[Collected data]
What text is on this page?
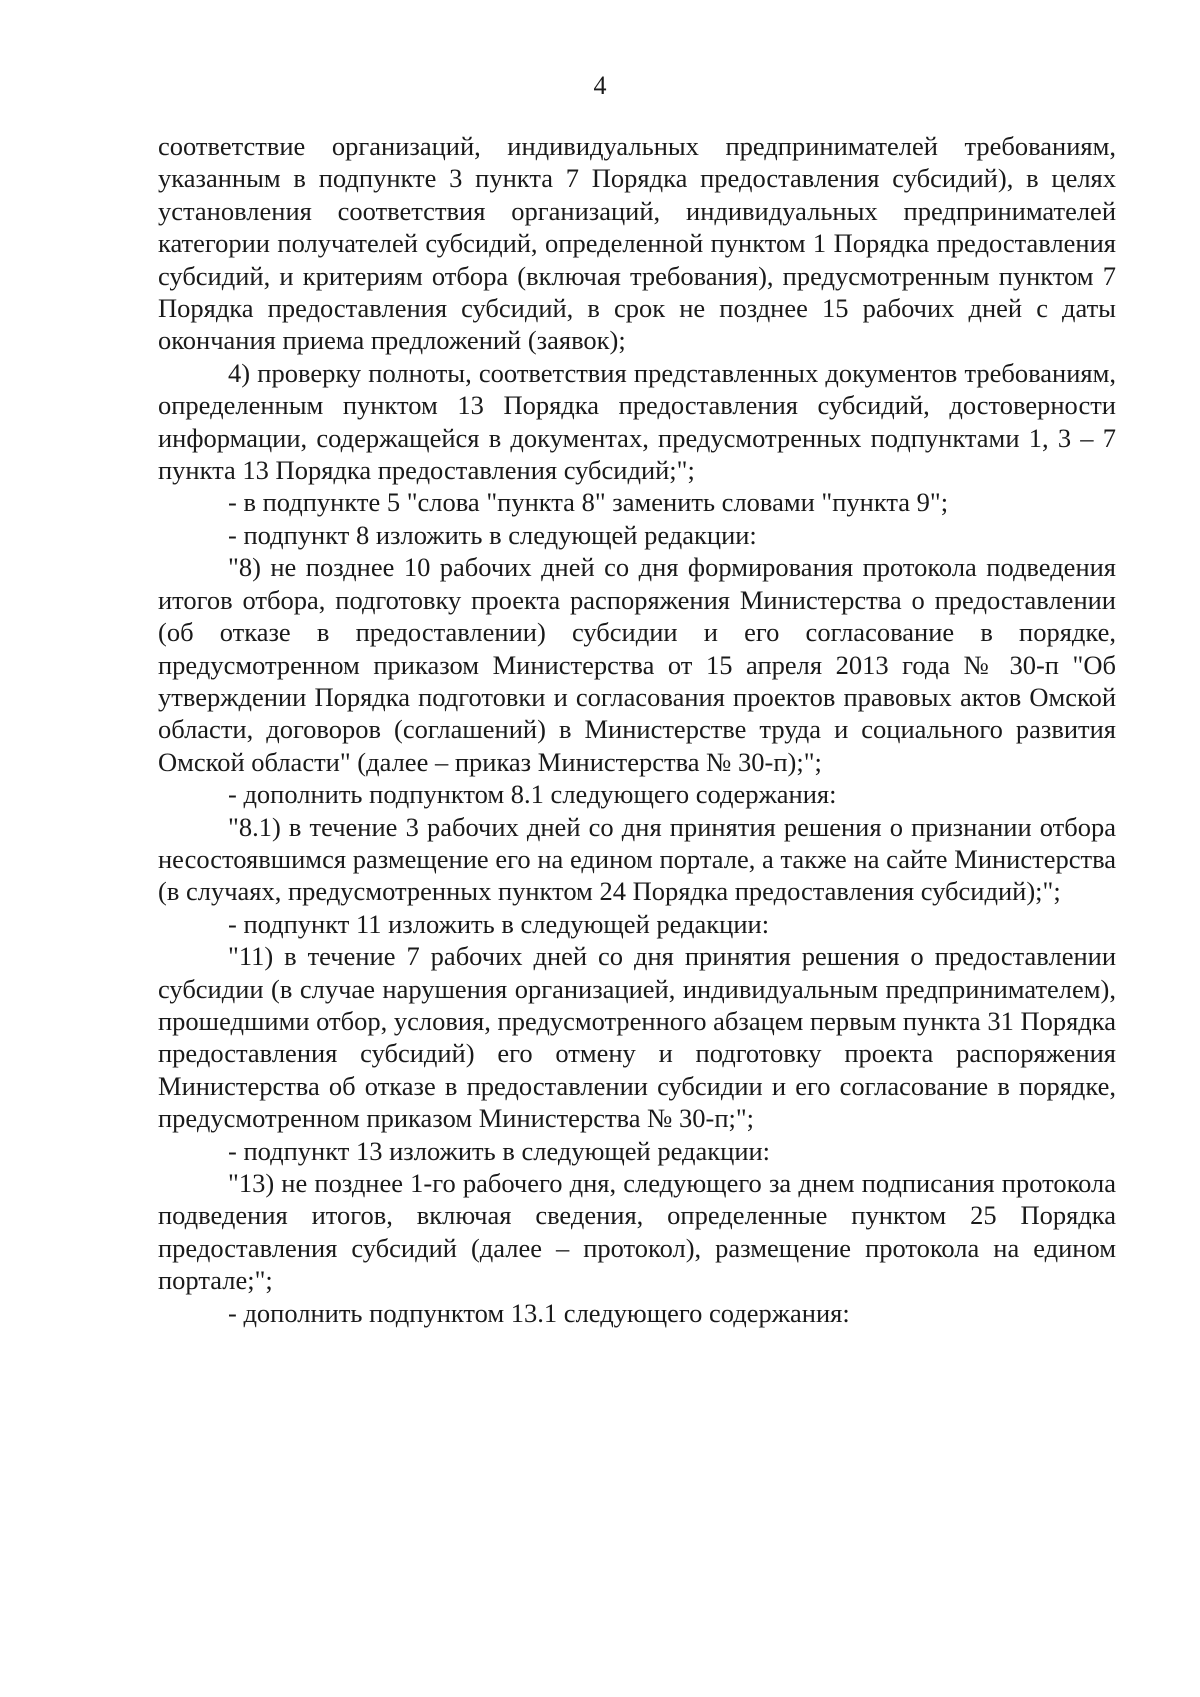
4

соответствие организаций, индивидуальных предпринимателей требованиям, указанным в подпункте 3 пункта 7 Порядка предоставления субсидий), в целях установления соответствия организаций, индивидуальных предпринимателей категории получателей субсидий, определенной пунктом 1 Порядка предоставления субсидий, и критериям отбора (включая требования), предусмотренным пунктом 7 Порядка предоставления субсидий, в срок не позднее 15 рабочих дней с даты окончания приема предложений (заявок);

4) проверку полноты, соответствия представленных документов требованиям, определенным пунктом 13 Порядка предоставления субсидий, достоверности информации, содержащейся в документах, предусмотренных подпунктами 1, 3 – 7 пункта 13 Порядка предоставления субсидий;";

- в подпункте 5 "слова "пункта 8" заменить словами "пункта 9";

- подпункт 8 изложить в следующей редакции:

"8) не позднее 10 рабочих дней со дня формирования протокола подведения итогов отбора, подготовку проекта распоряжения Министерства о предоставлении (об отказе в предоставлении) субсидии и его согласование в порядке, предусмотренном приказом Министерства от 15 апреля 2013 года № 30-п "Об утверждении Порядка подготовки и согласования проектов правовых актов Омской области, договоров (соглашений) в Министерстве труда и социального развития Омской области" (далее – приказ Министерства № 30-п);";

- дополнить подпунктом 8.1 следующего содержания:

"8.1) в течение 3 рабочих дней со дня принятия решения о признании отбора несостоявшимся размещение его на едином портале, а также на сайте Министерства (в случаях, предусмотренных пунктом 24 Порядка предоставления субсидий);";

- подпункт 11 изложить в следующей редакции:

"11) в течение 7 рабочих дней со дня принятия решения о предоставлении субсидии (в случае нарушения организацией, индивидуальным предпринимателем), прошедшими отбор, условия, предусмотренного абзацем первым пункта 31 Порядка предоставления субсидий) его отмену и подготовку проекта распоряжения Министерства об отказе в предоставлении субсидии и его согласование в порядке, предусмотренном приказом Министерства № 30-п;";

- подпункт 13 изложить в следующей редакции:

"13) не позднее 1-го рабочего дня, следующего за днем подписания протокола подведения итогов, включая сведения, определенные пунктом 25 Порядка предоставления субсидий (далее – протокол), размещение протокола на едином портале;";

- дополнить подпунктом 13.1 следующего содержания:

PROMPT:
Restate each entry word for word, please, but drop any images it holds.

EXERCISE RESPONSE:
What text is on this page?
4

соответствие организаций, индивидуальных предпринимателей требованиям, указанным в подпункте 3 пункта 7 Порядка предоставления субсидий), в целях установления соответствия организаций, индивидуальных предпринимателей категории получателей субсидий, определенной пунктом 1 Порядка предоставления субсидий, и критериям отбора (включая требования), предусмотренным пунктом 7 Порядка предоставления субсидий, в срок не позднее 15 рабочих дней с даты окончания приема предложений (заявок);

4) проверку полноты, соответствия представленных документов требованиям, определенным пунктом 13 Порядка предоставления субсидий, достоверности информации, содержащейся в документах, предусмотренных подпунктами 1, 3 – 7 пункта 13 Порядка предоставления субсидий;";

- в подпункте 5 "слова "пункта 8" заменить словами "пункта 9";

- подпункт 8 изложить в следующей редакции:

"8) не позднее 10 рабочих дней со дня формирования протокола подведения итогов отбора, подготовку проекта распоряжения Министерства о предоставлении (об отказе в предоставлении) субсидии и его согласование в порядке, предусмотренном приказом Министерства от 15 апреля 2013 года № 30-п "Об утверждении Порядка подготовки и согласования проектов правовых актов Омской области, договоров (соглашений) в Министерстве труда и социального развития Омской области" (далее – приказ Министерства № 30-п);";

- дополнить подпунктом 8.1 следующего содержания:

"8.1) в течение 3 рабочих дней со дня принятия решения о признании отбора несостоявшимся размещение его на едином портале, а также на сайте Министерства (в случаях, предусмотренных пунктом 24 Порядка предоставления субсидий);";

- подпункт 11 изложить в следующей редакции:

"11) в течение 7 рабочих дней со дня принятия решения о предоставлении субсидии (в случае нарушения организацией, индивидуальным предпринимателем), прошедшими отбор, условия, предусмотренного абзацем первым пункта 31 Порядка предоставления субсидий) его отмену и подготовку проекта распоряжения Министерства об отказе в предоставлении субсидии и его согласование в порядке, предусмотренном приказом Министерства № 30-п;";

- подпункт 13 изложить в следующей редакции:

"13) не позднее 1-го рабочего дня, следующего за днем подписания протокола подведения итогов, включая сведения, определенные пунктом 25 Порядка предоставления субсидий (далее – протокол), размещение протокола на едином портале;";

- дополнить подпунктом 13.1 следующего содержания:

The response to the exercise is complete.